#### WRITTEN EXERCISE
Give all the lines below again, exactly, with no pictures.

A run of records
########################################

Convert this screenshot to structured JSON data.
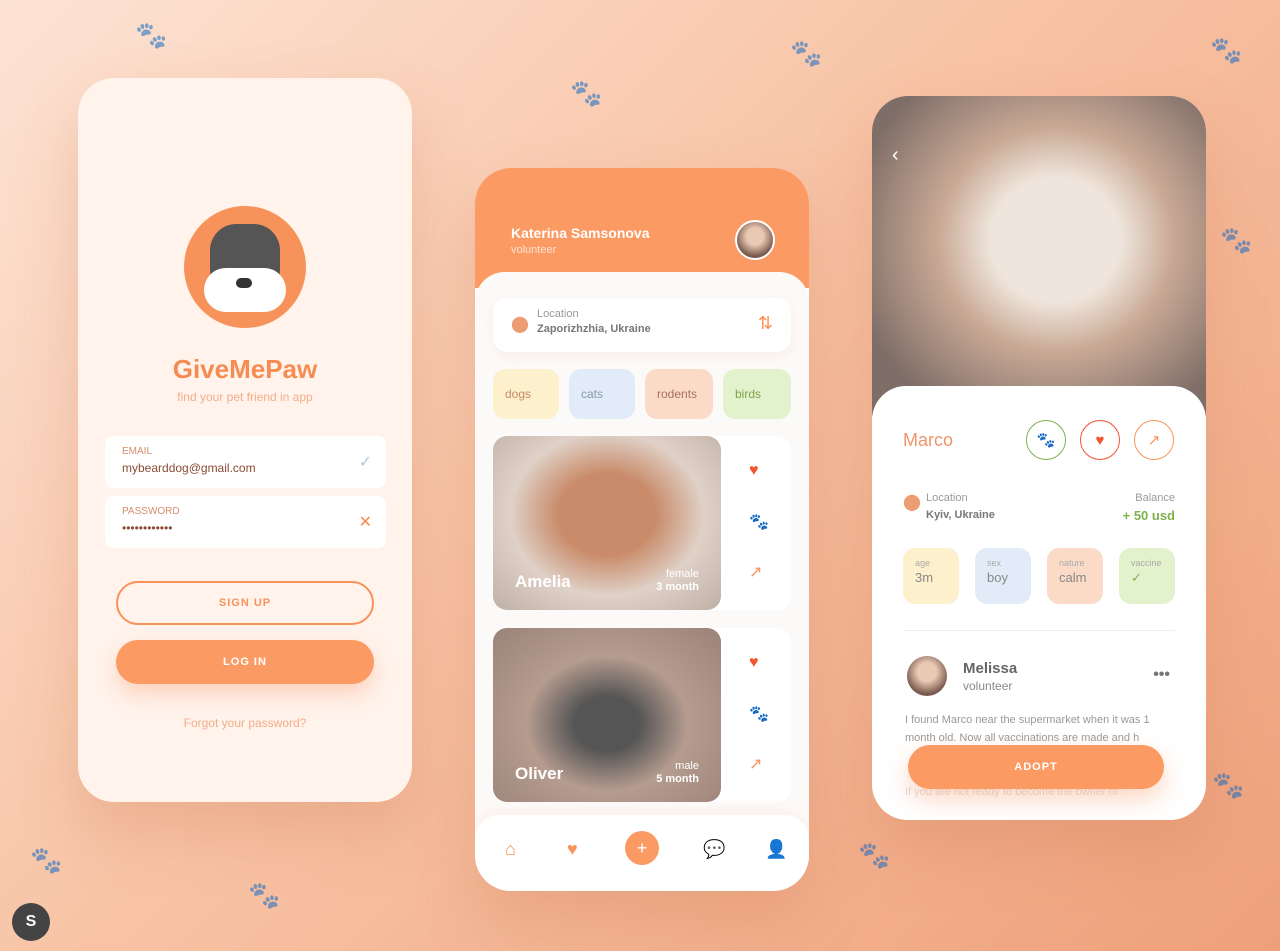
{
  "login": {
    "app_name": "GiveMePaw",
    "tagline": "find your pet friend in app",
    "email_label": "EMAIL",
    "email_value": "mybearddog@gmail.com",
    "password_label": "PASSWORD",
    "password_value": "••••••••••••",
    "signup": "SIGN UP",
    "login": "LOG IN",
    "forgot": "Forgot your password?"
  },
  "list": {
    "user_name": "Katerina Samsonova",
    "user_role": "volunteer",
    "location_label": "Location",
    "location_value": "Zaporizhzhia, Ukraine",
    "categories": [
      "dogs",
      "cats",
      "rodents",
      "birds"
    ],
    "pets": [
      {
        "name": "Amelia",
        "sex": "female",
        "age": "3 month"
      },
      {
        "name": "Oliver",
        "sex": "male",
        "age": "5 month"
      }
    ]
  },
  "detail": {
    "name": "Marco",
    "location_label": "Location",
    "location_value": "Kyiv, Ukraine",
    "balance_label": "Balance",
    "balance_value": "+ 50 usd",
    "stats": [
      {
        "label": "age",
        "value": "3m"
      },
      {
        "label": "sex",
        "value": "boy"
      },
      {
        "label": "nature",
        "value": "calm"
      },
      {
        "label": "vaccine",
        "value": "✓"
      }
    ],
    "author_name": "Melissa",
    "author_role": "volunteer",
    "story": "I found Marco near the supermarket when it was 1 month old.  Now all vaccinations are made and h",
    "story_more": "If you are not ready to become the owner of",
    "adopt": "ADOPT"
  },
  "colors": {
    "accent": "#fb9a62",
    "green": "#7fb24a",
    "heart": "#f2542d"
  }
}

########################################

#### SOLUTION TO THE PROBLEM
Convert this screenshot to structured JSON data.
{
  "login": {
    "app_name": "GiveMePaw",
    "tagline": "find your pet friend in app",
    "email_label": "EMAIL",
    "email_value": "mybearddog@gmail.com",
    "password_label": "PASSWORD",
    "password_value": "••••••••••••",
    "signup": "SIGN UP",
    "login": "LOG IN",
    "forgot": "Forgot your password?"
  },
  "list": {
    "user_name": "Katerina Samsonova",
    "user_role": "volunteer",
    "location_label": "Location",
    "location_value": "Zaporizhzhia, Ukraine",
    "categories": [
      "dogs",
      "cats",
      "rodents",
      "birds"
    ],
    "pets": [
      {
        "name": "Amelia",
        "sex": "female",
        "age": "3 month"
      },
      {
        "name": "Oliver",
        "sex": "male",
        "age": "5 month"
      }
    ]
  },
  "detail": {
    "name": "Marco",
    "location_label": "Location",
    "location_value": "Kyiv, Ukraine",
    "balance_label": "Balance",
    "balance_value": "+ 50 usd",
    "stats": [
      {
        "label": "age",
        "value": "3m"
      },
      {
        "label": "sex",
        "value": "boy"
      },
      {
        "label": "nature",
        "value": "calm"
      },
      {
        "label": "vaccine",
        "value": "✓"
      }
    ],
    "author_name": "Melissa",
    "author_role": "volunteer",
    "story": "I found Marco near the supermarket when it was 1 month old.  Now all vaccinations are made and h",
    "story_more": "If you are not ready to become the owner of",
    "adopt": "ADOPT"
  },
  "colors": {
    "accent": "#fb9a62",
    "green": "#7fb24a",
    "heart": "#f2542d"
  }
}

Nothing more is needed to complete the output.